* **Problem requirements**: Print the records word for word, beginning at the line that contains "action-button-4[interactable]: 画线: [936, 0, 974, 20]" and stopping after the line that contains "candle-body: [699, 306, 703, 309]".

────────────────

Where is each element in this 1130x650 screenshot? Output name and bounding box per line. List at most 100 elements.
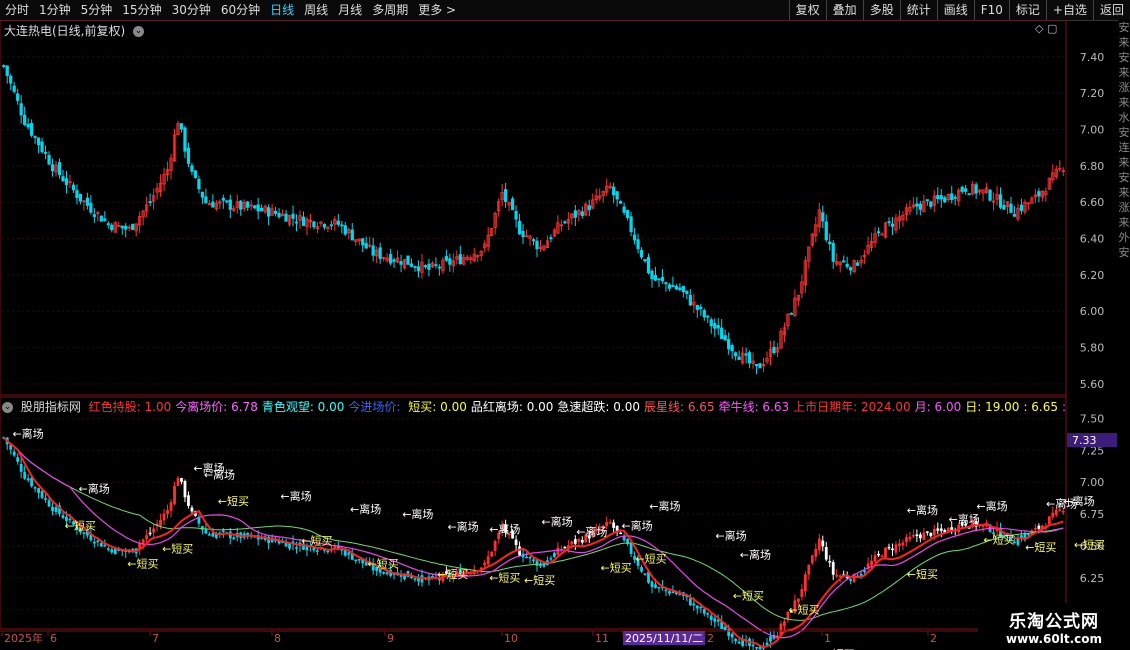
action-button-4[interactable]: 画线: [936, 0, 974, 20]
action-button-6[interactable]: 标记: [1008, 0, 1046, 20]
period-tab-4[interactable]: 30分钟: [167, 0, 216, 20]
candle-body: [322, 224, 327, 228]
ind-candle-body: [347, 552, 351, 555]
strip-char: 水: [1118, 111, 1130, 124]
candle-body: [821, 212, 825, 222]
indicator-value-11: 日: 19.00: [965, 400, 1020, 414]
ind-candle-body: [643, 573, 647, 575]
action-button-8[interactable]: 返回: [1092, 0, 1130, 20]
ind-candle-body: [577, 539, 581, 542]
signal-buy-label: ←短买: [1074, 537, 1105, 551]
period-tab-8[interactable]: 月线: [333, 0, 367, 20]
strip-char: 来: [1118, 96, 1130, 109]
ind-candle-body: [159, 519, 162, 526]
action-button-3[interactable]: 统计: [899, 0, 937, 20]
ind-candle-body: [901, 542, 905, 546]
candle-body: [1037, 191, 1041, 197]
ind-candle-body: [573, 539, 577, 544]
candle-body: [974, 184, 978, 194]
watermark-title: 乐淘公式网: [1009, 612, 1099, 632]
ind-candle-body: [82, 532, 86, 534]
candle-body: [57, 162, 62, 176]
candle-body: [1019, 204, 1024, 211]
period-tab-3[interactable]: 15分钟: [117, 0, 166, 20]
main-y-tick: 5.80: [1080, 342, 1105, 355]
signal-exit-label: ←离场: [740, 548, 771, 562]
candle-body: [699, 306, 703, 309]
ind-candle-body: [891, 548, 894, 551]
candle-body: [727, 339, 731, 350]
period-tab-6[interactable]: 日线: [265, 0, 299, 20]
ind-candle-body: [612, 522, 616, 528]
ind-candle-body: [382, 571, 386, 574]
candle-body: [646, 257, 651, 274]
ind-candle-body: [580, 539, 584, 543]
candle-body: [239, 200, 243, 210]
ind-candle-body: [835, 574, 839, 577]
signal-exit-label: ←离场: [649, 499, 680, 513]
ind-candle-body: [821, 540, 825, 547]
candle-body: [228, 199, 232, 210]
period-tab-5[interactable]: 60分钟: [216, 0, 265, 20]
ind-candle-body: [936, 528, 940, 531]
candle-body: [709, 319, 713, 327]
ind-candle-body: [898, 543, 901, 546]
candle-body: [716, 325, 720, 329]
candle-body: [563, 221, 567, 224]
ind-candle-body: [152, 528, 156, 533]
period-tab-10[interactable]: 更多 >: [413, 0, 461, 20]
ind-candle-body: [873, 555, 877, 562]
candle-body: [929, 201, 933, 207]
period-tab-1[interactable]: 1分钟: [34, 0, 76, 20]
ind-candle-body: [810, 555, 814, 564]
kline-chart[interactable]: 7.40 7.20 7.00 6.80 6.60 6.40 6.20 6.00 5.80 5.60…: [0, 20, 1118, 650]
ind-candle-body: [486, 556, 490, 565]
candle-body: [625, 210, 630, 218]
period-tab-2[interactable]: 5分钟: [76, 0, 118, 20]
action-button-2[interactable]: 多股: [862, 0, 900, 20]
ind-candle-body: [110, 549, 114, 553]
ind-y-tick: 6.25: [1080, 572, 1105, 585]
signal-buy-label: ←短买: [437, 567, 468, 581]
ind-candle-body: [870, 560, 873, 565]
ind-candle-body: [187, 495, 190, 506]
ind-candle-body: [40, 490, 44, 498]
candle-body: [89, 202, 93, 213]
candle-body: [664, 282, 668, 285]
candle-body: [890, 223, 895, 227]
candle-body: [772, 346, 776, 354]
action-button-7[interactable]: +自选: [1045, 0, 1093, 20]
action-button-5[interactable]: F10: [973, 0, 1009, 20]
ind-candle-body: [23, 472, 27, 479]
ind-candle-body: [824, 546, 828, 560]
ma-line-magenta: [3, 437, 1064, 639]
period-tab-7[interactable]: 周线: [299, 0, 333, 20]
candle-body: [685, 290, 689, 294]
ind-candle-body: [180, 477, 183, 482]
candle-body: [747, 352, 752, 364]
action-button-0[interactable]: 复权: [788, 0, 826, 20]
candle-body: [5, 65, 9, 76]
main-y-tick: 5.60: [1080, 378, 1105, 391]
strip-char: 来: [1118, 36, 1130, 49]
period-tab-0[interactable]: 分时: [0, 0, 34, 20]
period-tab-9[interactable]: 多周期: [367, 0, 413, 20]
ind-candle-body: [563, 546, 567, 549]
candle-body: [2, 65, 6, 67]
indicator-bar: ⌄ 股朋指标网 红色持股: 1.00 今离场价: 6.78 青色观望: 0.00 今进…: [0, 398, 1070, 414]
candle-body: [71, 184, 76, 191]
ind-candle-body: [61, 515, 65, 519]
ind-candle-body: [556, 547, 560, 555]
date-label: 10: [504, 632, 518, 645]
action-button-1[interactable]: 叠加: [825, 0, 863, 20]
candle-body: [190, 165, 194, 172]
candle-body: [619, 200, 623, 204]
indicator-value-0: 红色持股: 1.00: [88, 400, 172, 414]
ind-candle-body: [514, 539, 518, 546]
chevron-down-icon[interactable]: ⌄: [2, 402, 13, 413]
candle-body: [12, 85, 16, 92]
candle-body: [789, 312, 794, 315]
candle-body: [40, 141, 44, 153]
signal-buy-label: ←短买: [127, 557, 158, 571]
candle-body: [312, 221, 316, 228]
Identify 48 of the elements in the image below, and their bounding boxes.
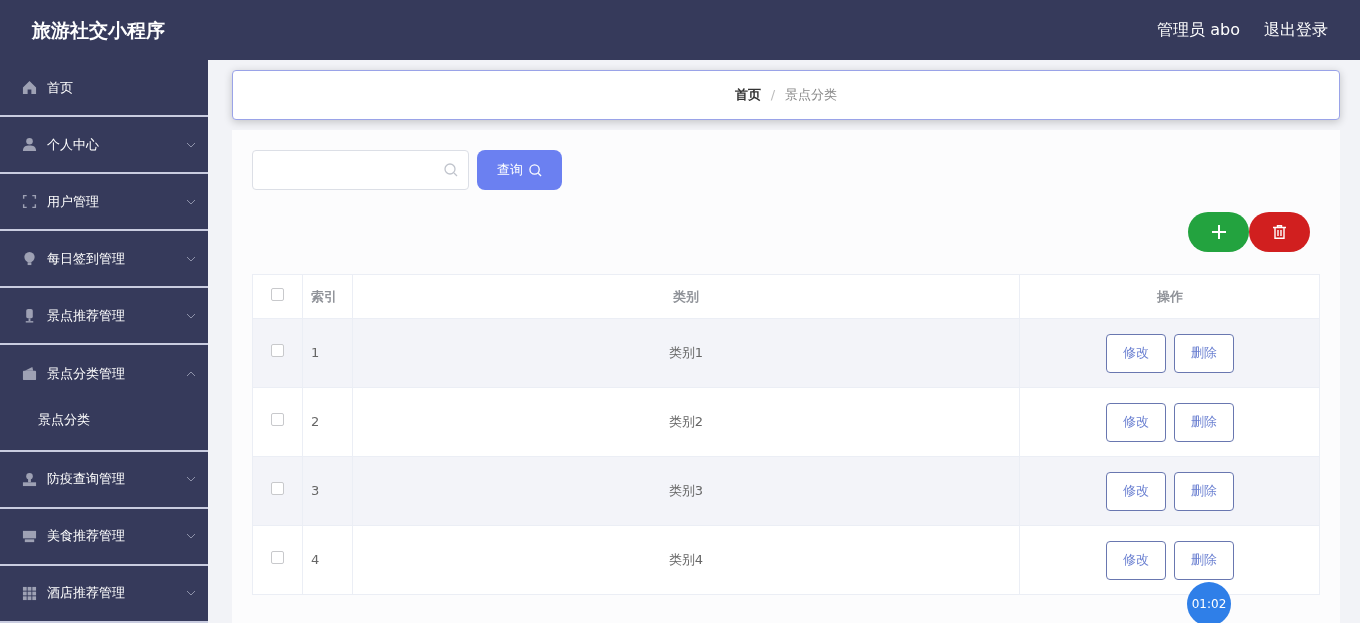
- add-button[interactable]: [1188, 212, 1249, 252]
- row-checkbox[interactable]: [271, 413, 284, 427]
- row-checkbox[interactable]: [271, 482, 284, 496]
- breadcrumb-separator: /: [770, 86, 776, 105]
- app-title: 旅游社交小程序: [32, 17, 165, 43]
- row-checkbox[interactable]: [271, 551, 284, 565]
- house-icon: [22, 80, 37, 95]
- table-cell: 类别1: [352, 318, 1020, 388]
- breadcrumb-item[interactable]: 首页: [734, 85, 761, 105]
- delete-row-button[interactable]: 删除: [1173, 471, 1234, 511]
- edit-button[interactable]: 修改: [1105, 540, 1166, 580]
- edit-button[interactable]: 修改: [1105, 333, 1166, 373]
- column-header: 索引: [302, 274, 353, 319]
- sidebar-item[interactable]: 景点分类管理: [0, 345, 208, 402]
- trash-icon: [1273, 225, 1286, 239]
- table-cell: 4: [302, 525, 353, 595]
- search-icon: [529, 163, 542, 177]
- search-icon: [444, 163, 458, 177]
- column-header: 类别: [352, 274, 1020, 319]
- select-all-checkbox[interactable]: [271, 287, 284, 301]
- bulb-icon: [22, 251, 37, 266]
- table-cell: 2: [302, 387, 353, 457]
- table-cell: 3: [302, 456, 353, 526]
- row-checkbox[interactable]: [271, 344, 284, 358]
- user-name: 管理员 abo: [1157, 19, 1240, 41]
- person-icon: [22, 137, 37, 152]
- frame-icon: [22, 194, 37, 209]
- grid-icon: [22, 585, 37, 601]
- box-icon: [22, 528, 37, 544]
- plus-icon: [1211, 225, 1226, 239]
- edit-button[interactable]: 修改: [1105, 471, 1166, 511]
- delete-row-button[interactable]: 删除: [1173, 402, 1234, 442]
- stamp-icon: [22, 471, 37, 487]
- table-cell: 类别3: [352, 456, 1020, 526]
- delete-row-button[interactable]: 删除: [1173, 333, 1234, 373]
- delete-button[interactable]: [1249, 212, 1310, 252]
- table-cell: 类别4: [352, 525, 1020, 595]
- table-cell: 1: [302, 318, 353, 388]
- logout-link[interactable]: 退出登录: [1264, 18, 1328, 42]
- breadcrumb-item: 景点分类: [785, 86, 838, 105]
- delete-row-button[interactable]: 删除: [1173, 540, 1234, 580]
- column-header: 操作: [1019, 274, 1320, 319]
- edit-button[interactable]: 修改: [1105, 402, 1166, 442]
- search-button[interactable]: 查询: [477, 150, 562, 190]
- table-cell: 类别2: [352, 387, 1020, 457]
- submenu-item[interactable]: 景点分类: [38, 410, 90, 430]
- search-field[interactable]: [252, 150, 469, 190]
- wallet-icon: [22, 366, 37, 381]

────────────────

* **Final result**:
action-button-4[interactable]: 画线: [936, 0, 974, 20]
action-button-6[interactable]: 标记: [1008, 0, 1046, 20]
period-tab-4[interactable]: 30分钟: [167, 0, 216, 20]
candle-body: [322, 224, 327, 228]
ind-candle-body: [347, 552, 351, 555]
strip-char: 水: [1118, 111, 1130, 124]
candle-body: [821, 212, 825, 222]
indicator-value-11: 日: 19.00: [965, 400, 1020, 414]
ind-candle-body: [643, 573, 647, 575]
action-button-8[interactable]: 返回: [1092, 0, 1130, 20]
ind-candle-body: [577, 539, 581, 542]
signal-buy-label: ←短买: [1074, 537, 1105, 551]
period-tab-8[interactable]: 月线: [333, 0, 367, 20]
strip-char: 来: [1118, 96, 1130, 109]
ind-candle-body: [159, 519, 162, 526]
action-button-3[interactable]: 统计: [899, 0, 937, 20]
ind-candle-body: [901, 542, 905, 546]
candle-body: [1037, 191, 1041, 197]
ind-candle-body: [573, 539, 577, 544]
candle-body: [974, 184, 978, 194]
watermark-title: 乐淘公式网: [1009, 612, 1099, 632]
ind-candle-body: [82, 532, 86, 534]
candle-body: [57, 162, 62, 176]
candle-body: [1019, 204, 1024, 211]
period-tab-3[interactable]: 15分钟: [117, 0, 166, 20]
main-y-tick: 5.80: [1080, 342, 1105, 355]
signal-exit-label: ←离场: [740, 548, 771, 562]
candle-body: [699, 306, 703, 309]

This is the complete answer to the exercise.